▶ _Exercise prompt_:
Reproduce every entry in the listing without alteration.

━━━ Input ━━━

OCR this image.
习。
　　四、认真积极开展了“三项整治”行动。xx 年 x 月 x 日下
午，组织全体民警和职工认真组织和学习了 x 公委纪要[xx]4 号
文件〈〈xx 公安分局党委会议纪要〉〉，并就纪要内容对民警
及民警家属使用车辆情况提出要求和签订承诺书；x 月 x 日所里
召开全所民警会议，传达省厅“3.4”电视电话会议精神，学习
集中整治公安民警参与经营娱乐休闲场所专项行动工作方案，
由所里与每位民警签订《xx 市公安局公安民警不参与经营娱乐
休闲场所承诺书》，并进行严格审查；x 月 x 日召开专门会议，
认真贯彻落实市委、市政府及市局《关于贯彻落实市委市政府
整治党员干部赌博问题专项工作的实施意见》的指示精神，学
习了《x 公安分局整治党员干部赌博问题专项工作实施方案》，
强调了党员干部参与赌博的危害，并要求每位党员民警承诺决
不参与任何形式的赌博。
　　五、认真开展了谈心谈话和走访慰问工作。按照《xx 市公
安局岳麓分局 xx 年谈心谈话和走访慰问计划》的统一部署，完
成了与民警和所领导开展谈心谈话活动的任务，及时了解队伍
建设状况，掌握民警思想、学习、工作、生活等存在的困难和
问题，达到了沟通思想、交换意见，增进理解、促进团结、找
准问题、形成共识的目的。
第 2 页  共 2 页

━━━

▶ _Output below_:
OCR this image.
习。
　　四、认真积极开展了“三项整治”行动。xx 年 x 月 x 日下
午，组织全体民警和职工认真组织和学习了 x 公委纪要[xx]4 号
文件〈〈xx 公安分局党委会议纪要〉〉，并就纪要内容对民警
及民警家属使用车辆情况提出要求和签订承诺书；x 月 x 日所里
召开全所民警会议，传达省厅“3.4”电视电话会议精神，学习
集中整治公安民警参与经营娱乐休闲场所专项行动工作方案，
由所里与每位民警签订《xx 市公安局公安民警不参与经营娱乐
休闲场所承诺书》，并进行严格审查；x 月 x 日召开专门会议，
认真贯彻落实市委、市政府及市局《关于贯彻落实市委市政府
整治党员干部赌博问题专项工作的实施意见》的指示精神，学
习了《x 公安分局整治党员干部赌博问题专项工作实施方案》，
强调了党员干部参与赌博的危害，并要求每位党员民警承诺决
不参与任何形式的赌博。
　　五、认真开展了谈心谈话和走访慰问工作。按照《xx 市公
安局岳麓分局 xx 年谈心谈话和走访慰问计划》的统一部署，完
成了与民警和所领导开展谈心谈话活动的任务，及时了解队伍
建设状况，掌握民警思想、学习、工作、生活等存在的困难和
问题，达到了沟通思想、交换意见，增进理解、促进团结、找
准问题、形成共识的目的。
第 2 页  共 2 页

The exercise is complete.